SHORT PROBLEM
Each entry below is to be written out exactly, and the pictures are to be left out.
-- Start of DATA SUPPLIED --
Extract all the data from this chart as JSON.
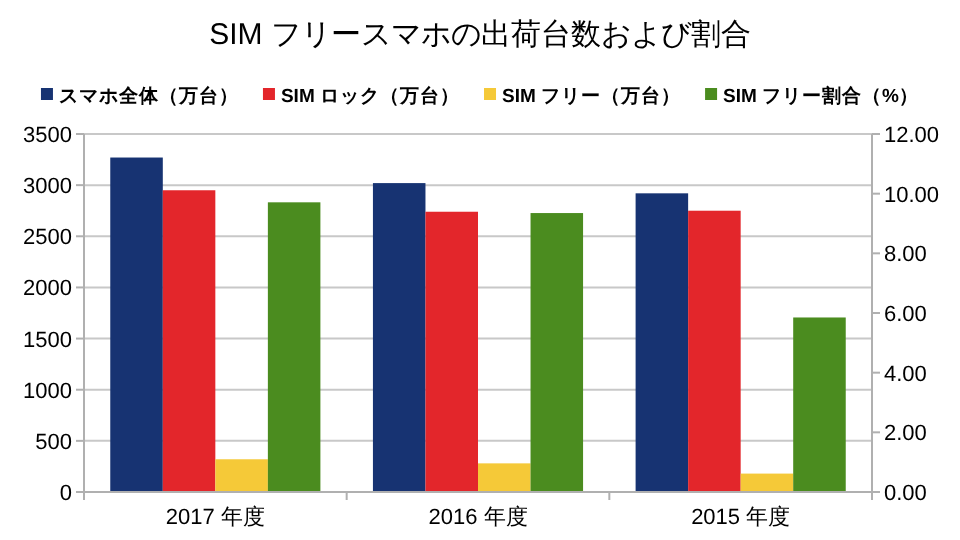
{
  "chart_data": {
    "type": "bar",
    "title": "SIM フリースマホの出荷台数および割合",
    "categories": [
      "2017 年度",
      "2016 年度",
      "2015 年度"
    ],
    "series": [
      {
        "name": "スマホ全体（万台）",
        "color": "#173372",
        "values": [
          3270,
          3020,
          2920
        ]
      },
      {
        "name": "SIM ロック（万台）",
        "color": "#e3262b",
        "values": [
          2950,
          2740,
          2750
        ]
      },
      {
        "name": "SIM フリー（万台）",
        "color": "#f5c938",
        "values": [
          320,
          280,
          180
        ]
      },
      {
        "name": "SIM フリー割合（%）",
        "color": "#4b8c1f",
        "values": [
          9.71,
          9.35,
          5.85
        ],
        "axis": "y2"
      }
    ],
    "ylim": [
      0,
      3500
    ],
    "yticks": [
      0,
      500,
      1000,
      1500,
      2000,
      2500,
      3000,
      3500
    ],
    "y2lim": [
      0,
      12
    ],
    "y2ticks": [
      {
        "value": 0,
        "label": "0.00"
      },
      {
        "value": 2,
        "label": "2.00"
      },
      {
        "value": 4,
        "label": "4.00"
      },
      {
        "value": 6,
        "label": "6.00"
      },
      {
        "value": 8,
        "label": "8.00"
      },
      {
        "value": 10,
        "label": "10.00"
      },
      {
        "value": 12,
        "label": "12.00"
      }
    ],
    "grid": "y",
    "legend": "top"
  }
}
-- End of DATA SUPPLIED --
EXERCISE RESPONSE
Extract all the data from this chart as JSON.
{
  "chart_data": {
    "type": "bar",
    "title": "SIM フリースマホの出荷台数および割合",
    "categories": [
      "2017 年度",
      "2016 年度",
      "2015 年度"
    ],
    "series": [
      {
        "name": "スマホ全体（万台）",
        "color": "#173372",
        "values": [
          3270,
          3020,
          2920
        ]
      },
      {
        "name": "SIM ロック（万台）",
        "color": "#e3262b",
        "values": [
          2950,
          2740,
          2750
        ]
      },
      {
        "name": "SIM フリー（万台）",
        "color": "#f5c938",
        "values": [
          320,
          280,
          180
        ]
      },
      {
        "name": "SIM フリー割合（%）",
        "color": "#4b8c1f",
        "values": [
          9.71,
          9.35,
          5.85
        ],
        "axis": "y2"
      }
    ],
    "ylim": [
      0,
      3500
    ],
    "yticks": [
      0,
      500,
      1000,
      1500,
      2000,
      2500,
      3000,
      3500
    ],
    "y2lim": [
      0,
      12
    ],
    "y2ticks": [
      {
        "value": 0,
        "label": "0.00"
      },
      {
        "value": 2,
        "label": "2.00"
      },
      {
        "value": 4,
        "label": "4.00"
      },
      {
        "value": 6,
        "label": "6.00"
      },
      {
        "value": 8,
        "label": "8.00"
      },
      {
        "value": 10,
        "label": "10.00"
      },
      {
        "value": 12,
        "label": "12.00"
      }
    ],
    "grid": "y",
    "legend": "top"
  }
}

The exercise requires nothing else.